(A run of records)
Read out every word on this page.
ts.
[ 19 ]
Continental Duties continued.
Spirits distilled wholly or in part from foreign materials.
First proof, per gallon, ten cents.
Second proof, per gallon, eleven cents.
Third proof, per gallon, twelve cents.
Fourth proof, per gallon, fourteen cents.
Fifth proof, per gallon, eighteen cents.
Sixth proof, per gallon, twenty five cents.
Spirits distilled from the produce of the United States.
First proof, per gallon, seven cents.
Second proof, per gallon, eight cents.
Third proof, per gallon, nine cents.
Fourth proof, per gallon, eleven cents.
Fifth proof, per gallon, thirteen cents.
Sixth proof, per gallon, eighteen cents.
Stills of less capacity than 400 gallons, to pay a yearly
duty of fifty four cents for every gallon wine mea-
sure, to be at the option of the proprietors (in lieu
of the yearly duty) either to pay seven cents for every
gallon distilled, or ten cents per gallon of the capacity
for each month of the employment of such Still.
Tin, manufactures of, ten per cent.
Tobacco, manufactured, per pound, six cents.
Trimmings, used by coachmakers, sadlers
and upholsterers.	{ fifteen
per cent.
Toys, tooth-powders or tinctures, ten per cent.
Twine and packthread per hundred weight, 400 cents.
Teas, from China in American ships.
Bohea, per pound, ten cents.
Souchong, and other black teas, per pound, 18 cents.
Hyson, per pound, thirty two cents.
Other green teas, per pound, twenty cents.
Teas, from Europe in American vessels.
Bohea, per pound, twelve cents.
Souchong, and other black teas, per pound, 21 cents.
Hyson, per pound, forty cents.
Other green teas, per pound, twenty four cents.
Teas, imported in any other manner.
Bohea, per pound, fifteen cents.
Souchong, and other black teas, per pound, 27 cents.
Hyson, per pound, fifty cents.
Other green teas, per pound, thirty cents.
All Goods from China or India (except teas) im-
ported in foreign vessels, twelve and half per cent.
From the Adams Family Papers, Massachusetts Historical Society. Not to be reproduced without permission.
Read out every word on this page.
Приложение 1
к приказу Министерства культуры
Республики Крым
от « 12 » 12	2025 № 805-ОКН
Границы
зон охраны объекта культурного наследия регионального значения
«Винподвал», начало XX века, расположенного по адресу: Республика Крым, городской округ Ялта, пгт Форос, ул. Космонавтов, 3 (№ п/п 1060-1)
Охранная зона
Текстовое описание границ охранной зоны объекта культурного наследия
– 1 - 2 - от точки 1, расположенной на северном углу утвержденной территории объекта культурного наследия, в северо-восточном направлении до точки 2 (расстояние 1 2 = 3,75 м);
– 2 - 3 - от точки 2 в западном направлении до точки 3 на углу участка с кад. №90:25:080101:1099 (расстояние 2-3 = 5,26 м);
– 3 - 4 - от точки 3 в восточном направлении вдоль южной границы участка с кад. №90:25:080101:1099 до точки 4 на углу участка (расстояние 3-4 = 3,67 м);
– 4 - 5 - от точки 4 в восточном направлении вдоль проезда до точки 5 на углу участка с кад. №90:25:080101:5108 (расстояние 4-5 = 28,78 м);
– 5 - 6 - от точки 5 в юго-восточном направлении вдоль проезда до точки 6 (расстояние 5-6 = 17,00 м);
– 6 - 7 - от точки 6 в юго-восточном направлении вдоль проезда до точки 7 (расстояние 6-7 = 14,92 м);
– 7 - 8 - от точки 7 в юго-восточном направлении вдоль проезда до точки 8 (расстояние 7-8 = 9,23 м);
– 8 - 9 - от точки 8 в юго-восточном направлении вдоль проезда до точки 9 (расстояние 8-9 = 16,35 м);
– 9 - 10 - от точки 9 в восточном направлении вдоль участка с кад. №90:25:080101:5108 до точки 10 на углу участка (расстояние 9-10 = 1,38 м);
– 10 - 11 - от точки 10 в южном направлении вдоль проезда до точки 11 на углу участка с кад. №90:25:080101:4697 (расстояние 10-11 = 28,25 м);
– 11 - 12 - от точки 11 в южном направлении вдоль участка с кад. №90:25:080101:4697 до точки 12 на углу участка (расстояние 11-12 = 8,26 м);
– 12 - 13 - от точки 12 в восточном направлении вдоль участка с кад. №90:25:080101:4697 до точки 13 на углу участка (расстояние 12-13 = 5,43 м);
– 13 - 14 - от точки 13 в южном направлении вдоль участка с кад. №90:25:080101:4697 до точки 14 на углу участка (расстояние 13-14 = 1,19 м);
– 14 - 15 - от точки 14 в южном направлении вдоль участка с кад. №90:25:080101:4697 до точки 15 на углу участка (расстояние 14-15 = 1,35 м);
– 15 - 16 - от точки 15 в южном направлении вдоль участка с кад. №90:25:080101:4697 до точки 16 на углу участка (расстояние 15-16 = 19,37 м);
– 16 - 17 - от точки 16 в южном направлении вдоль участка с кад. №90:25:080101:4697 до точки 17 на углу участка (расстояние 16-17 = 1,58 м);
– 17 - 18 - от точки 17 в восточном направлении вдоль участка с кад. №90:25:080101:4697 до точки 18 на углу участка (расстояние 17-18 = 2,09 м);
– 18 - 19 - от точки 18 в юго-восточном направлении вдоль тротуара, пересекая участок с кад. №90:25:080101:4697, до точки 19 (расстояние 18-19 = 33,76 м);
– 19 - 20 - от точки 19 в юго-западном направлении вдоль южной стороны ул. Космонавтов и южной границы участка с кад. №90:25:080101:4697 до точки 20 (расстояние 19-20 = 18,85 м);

> [TASK DIRECTIONS]: Return, from the data, each line that has the word "Fifth" in it.

> [WRITTEN SOLUTION]:
Fifth proof, per gallon, eighteen cents.
Fifth proof, per gallon, thirteen cents.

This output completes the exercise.